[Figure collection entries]
^^^^^^^^

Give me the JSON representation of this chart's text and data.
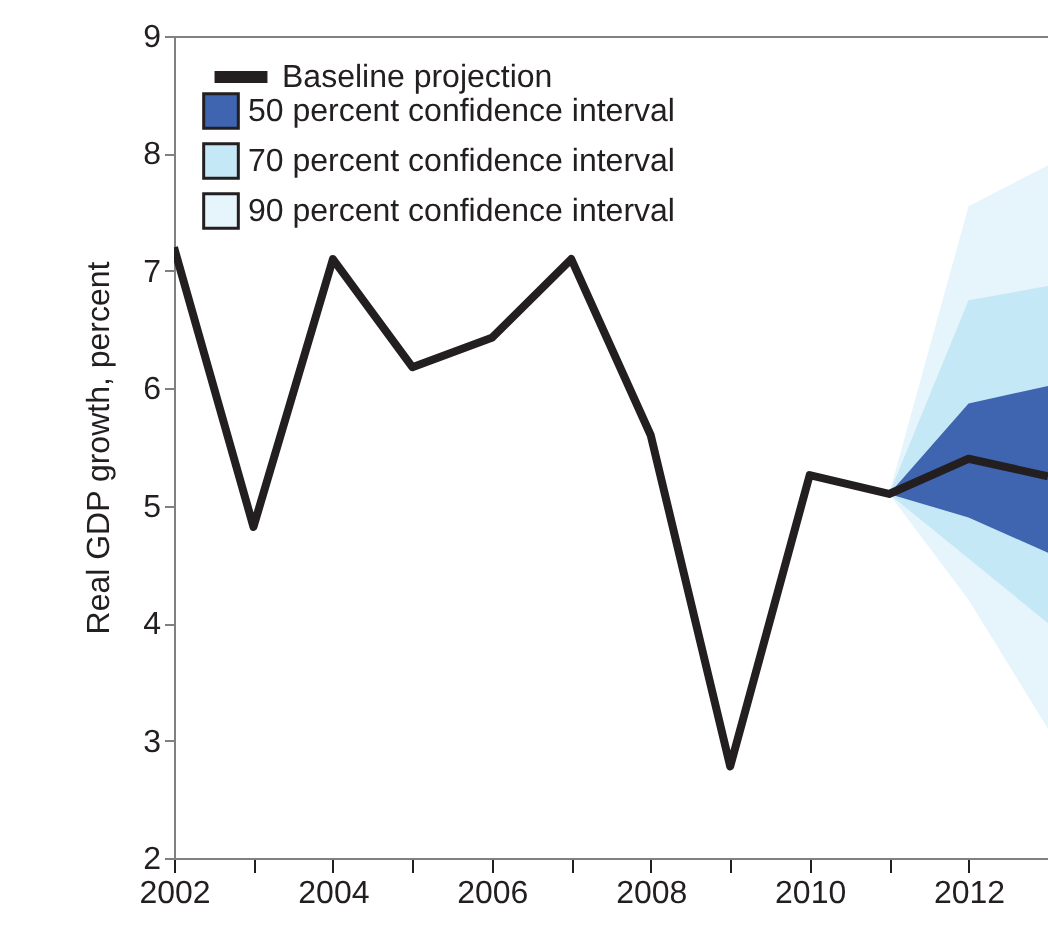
{
  "chart_data": {
    "type": "line",
    "ylabel": "Real GDP growth, percent",
    "x": [
      2002,
      2003,
      2004,
      2005,
      2006,
      2007,
      2008,
      2009,
      2010,
      2011,
      2012,
      2013
    ],
    "series": [
      {
        "name": "Baseline projection",
        "line_style": "solid",
        "color": "#231f20",
        "values": [
          7.2,
          4.82,
          7.1,
          6.18,
          6.43,
          7.1,
          5.6,
          2.78,
          5.26,
          5.1,
          5.4,
          5.25
        ]
      },
      {
        "name": "50 percent confidence interval",
        "type": "area",
        "color": "#3f64b0",
        "x": [
          2011,
          2012,
          2013
        ],
        "values": [
          null,
          null,
          null
        ],
        "lower": [
          5.1,
          4.9,
          4.6
        ],
        "upper": [
          5.1,
          5.87,
          6.02
        ]
      },
      {
        "name": "70 percent confidence interval",
        "type": "area",
        "color": "#c5e8f7",
        "x": [
          2011,
          2012,
          2013
        ],
        "values": [
          null,
          null,
          null
        ],
        "lower": [
          5.1,
          4.55,
          4.0
        ],
        "upper": [
          5.1,
          6.75,
          6.87
        ]
      },
      {
        "name": "90 percent confidence interval",
        "type": "area",
        "color": "#e6f4fb",
        "x": [
          2011,
          2012,
          2013
        ],
        "values": [
          null,
          null,
          null
        ],
        "lower": [
          5.1,
          4.2,
          3.1
        ],
        "upper": [
          5.1,
          7.55,
          7.9
        ]
      }
    ],
    "xlim": [
      2002,
      2013
    ],
    "xticks": [
      2002,
      {
        "value": 2003,
        "label": null
      },
      2004,
      {
        "value": 2005,
        "label": null
      },
      2006,
      {
        "value": 2007,
        "label": null
      },
      2008,
      {
        "value": 2009,
        "label": null
      },
      2010,
      {
        "value": 2011,
        "label": null
      },
      2012,
      {
        "value": 2013,
        "label": null
      }
    ],
    "ylim": [
      2,
      9
    ],
    "yticks": [
      2,
      3,
      4,
      5,
      6,
      7,
      8,
      9
    ],
    "grid": false,
    "legend": "top left"
  }
}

^^^^^^^^

### Aim
Give every line above again exactly, with no pictures.

### Output below
Give me the JSON representation of this chart's text and data.
{
  "chart_data": {
    "type": "line",
    "ylabel": "Real GDP growth, percent",
    "x": [
      2002,
      2003,
      2004,
      2005,
      2006,
      2007,
      2008,
      2009,
      2010,
      2011,
      2012,
      2013
    ],
    "series": [
      {
        "name": "Baseline projection",
        "line_style": "solid",
        "color": "#231f20",
        "values": [
          7.2,
          4.82,
          7.1,
          6.18,
          6.43,
          7.1,
          5.6,
          2.78,
          5.26,
          5.1,
          5.4,
          5.25
        ]
      },
      {
        "name": "50 percent confidence interval",
        "type": "area",
        "color": "#3f64b0",
        "x": [
          2011,
          2012,
          2013
        ],
        "values": [
          null,
          null,
          null
        ],
        "lower": [
          5.1,
          4.9,
          4.6
        ],
        "upper": [
          5.1,
          5.87,
          6.02
        ]
      },
      {
        "name": "70 percent confidence interval",
        "type": "area",
        "color": "#c5e8f7",
        "x": [
          2011,
          2012,
          2013
        ],
        "values": [
          null,
          null,
          null
        ],
        "lower": [
          5.1,
          4.55,
          4.0
        ],
        "upper": [
          5.1,
          6.75,
          6.87
        ]
      },
      {
        "name": "90 percent confidence interval",
        "type": "area",
        "color": "#e6f4fb",
        "x": [
          2011,
          2012,
          2013
        ],
        "values": [
          null,
          null,
          null
        ],
        "lower": [
          5.1,
          4.2,
          3.1
        ],
        "upper": [
          5.1,
          7.55,
          7.9
        ]
      }
    ],
    "xlim": [
      2002,
      2013
    ],
    "xticks": [
      2002,
      {
        "value": 2003,
        "label": null
      },
      2004,
      {
        "value": 2005,
        "label": null
      },
      2006,
      {
        "value": 2007,
        "label": null
      },
      2008,
      {
        "value": 2009,
        "label": null
      },
      2010,
      {
        "value": 2011,
        "label": null
      },
      2012,
      {
        "value": 2013,
        "label": null
      }
    ],
    "ylim": [
      2,
      9
    ],
    "yticks": [
      2,
      3,
      4,
      5,
      6,
      7,
      8,
      9
    ],
    "grid": false,
    "legend": "top left"
  }
}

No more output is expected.